Dataset records:
━━━━━━━━
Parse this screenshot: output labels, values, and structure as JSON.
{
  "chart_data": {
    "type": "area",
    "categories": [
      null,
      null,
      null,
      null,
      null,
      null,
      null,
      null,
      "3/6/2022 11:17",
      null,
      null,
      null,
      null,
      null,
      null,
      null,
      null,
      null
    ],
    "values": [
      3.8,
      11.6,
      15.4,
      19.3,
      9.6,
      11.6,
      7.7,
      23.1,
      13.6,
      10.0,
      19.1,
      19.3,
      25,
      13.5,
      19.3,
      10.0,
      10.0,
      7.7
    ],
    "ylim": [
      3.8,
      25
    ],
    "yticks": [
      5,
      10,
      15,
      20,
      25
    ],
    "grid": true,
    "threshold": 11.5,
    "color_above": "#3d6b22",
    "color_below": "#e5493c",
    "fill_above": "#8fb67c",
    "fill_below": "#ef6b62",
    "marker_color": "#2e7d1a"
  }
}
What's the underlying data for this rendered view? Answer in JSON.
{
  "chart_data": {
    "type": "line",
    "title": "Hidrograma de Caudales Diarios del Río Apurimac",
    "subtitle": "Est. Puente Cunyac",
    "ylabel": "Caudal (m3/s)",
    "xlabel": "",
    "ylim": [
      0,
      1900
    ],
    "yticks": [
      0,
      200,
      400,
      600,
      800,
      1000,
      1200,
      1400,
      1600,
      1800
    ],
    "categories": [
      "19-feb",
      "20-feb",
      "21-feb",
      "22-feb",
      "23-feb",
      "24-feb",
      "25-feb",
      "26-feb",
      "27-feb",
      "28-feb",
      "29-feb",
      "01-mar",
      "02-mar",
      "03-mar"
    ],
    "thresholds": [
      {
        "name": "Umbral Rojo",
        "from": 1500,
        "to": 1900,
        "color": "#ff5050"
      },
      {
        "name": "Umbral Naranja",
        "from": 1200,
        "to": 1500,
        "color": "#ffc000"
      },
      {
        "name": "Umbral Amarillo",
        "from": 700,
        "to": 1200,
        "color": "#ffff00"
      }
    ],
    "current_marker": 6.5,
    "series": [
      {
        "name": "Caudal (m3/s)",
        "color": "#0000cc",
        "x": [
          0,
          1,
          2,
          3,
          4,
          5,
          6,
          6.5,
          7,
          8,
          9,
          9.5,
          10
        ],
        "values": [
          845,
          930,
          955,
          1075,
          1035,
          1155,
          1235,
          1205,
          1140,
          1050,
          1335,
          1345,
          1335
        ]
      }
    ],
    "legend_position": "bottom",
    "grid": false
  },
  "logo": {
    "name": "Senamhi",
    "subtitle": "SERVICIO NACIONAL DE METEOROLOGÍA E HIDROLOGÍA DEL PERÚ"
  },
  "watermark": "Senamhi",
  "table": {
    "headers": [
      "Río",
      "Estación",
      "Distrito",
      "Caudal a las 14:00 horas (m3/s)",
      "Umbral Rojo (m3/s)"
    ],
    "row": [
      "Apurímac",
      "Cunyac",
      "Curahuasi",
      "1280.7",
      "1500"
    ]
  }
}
━━━━━━━━
Direction:
Each line of the material should be echoed exactly.

Answer for this exercise:
Parse this screenshot: output labels, values, and structure as JSON.
{
  "chart_data": {
    "type": "area",
    "categories": [
      null,
      null,
      null,
      null,
      null,
      null,
      null,
      null,
      "3/6/2022 11:17",
      null,
      null,
      null,
      null,
      null,
      null,
      null,
      null,
      null
    ],
    "values": [
      3.8,
      11.6,
      15.4,
      19.3,
      9.6,
      11.6,
      7.7,
      23.1,
      13.6,
      10.0,
      19.1,
      19.3,
      25,
      13.5,
      19.3,
      10.0,
      10.0,
      7.7
    ],
    "ylim": [
      3.8,
      25
    ],
    "yticks": [
      5,
      10,
      15,
      20,
      25
    ],
    "grid": true,
    "threshold": 11.5,
    "color_above": "#3d6b22",
    "color_below": "#e5493c",
    "fill_above": "#8fb67c",
    "fill_below": "#ef6b62",
    "marker_color": "#2e7d1a"
  }
}
What's the underlying data for this rendered view? Answer in JSON.
{
  "chart_data": {
    "type": "line",
    "title": "Hidrograma de Caudales Diarios del Río Apurimac",
    "subtitle": "Est. Puente Cunyac",
    "ylabel": "Caudal (m3/s)",
    "xlabel": "",
    "ylim": [
      0,
      1900
    ],
    "yticks": [
      0,
      200,
      400,
      600,
      800,
      1000,
      1200,
      1400,
      1600,
      1800
    ],
    "categories": [
      "19-feb",
      "20-feb",
      "21-feb",
      "22-feb",
      "23-feb",
      "24-feb",
      "25-feb",
      "26-feb",
      "27-feb",
      "28-feb",
      "29-feb",
      "01-mar",
      "02-mar",
      "03-mar"
    ],
    "thresholds": [
      {
        "name": "Umbral Rojo",
        "from": 1500,
        "to": 1900,
        "color": "#ff5050"
      },
      {
        "name": "Umbral Naranja",
        "from": 1200,
        "to": 1500,
        "color": "#ffc000"
      },
      {
        "name": "Umbral Amarillo",
        "from": 700,
        "to": 1200,
        "color": "#ffff00"
      }
    ],
    "current_marker": 6.5,
    "series": [
      {
        "name": "Caudal (m3/s)",
        "color": "#0000cc",
        "x": [
          0,
          1,
          2,
          3,
          4,
          5,
          6,
          6.5,
          7,
          8,
          9,
          9.5,
          10
        ],
        "values": [
          845,
          930,
          955,
          1075,
          1035,
          1155,
          1235,
          1205,
          1140,
          1050,
          1335,
          1345,
          1335
        ]
      }
    ],
    "legend_position": "bottom",
    "grid": false
  },
  "logo": {
    "name": "Senamhi",
    "subtitle": "SERVICIO NACIONAL DE METEOROLOGÍA E HIDROLOGÍA DEL PERÚ"
  },
  "watermark": "Senamhi",
  "table": {
    "headers": [
      "Río",
      "Estación",
      "Distrito",
      "Caudal a las 14:00 horas (m3/s)",
      "Umbral Rojo (m3/s)"
    ],
    "row": [
      "Apurímac",
      "Cunyac",
      "Curahuasi",
      "1280.7",
      "1500"
    ]
  }
}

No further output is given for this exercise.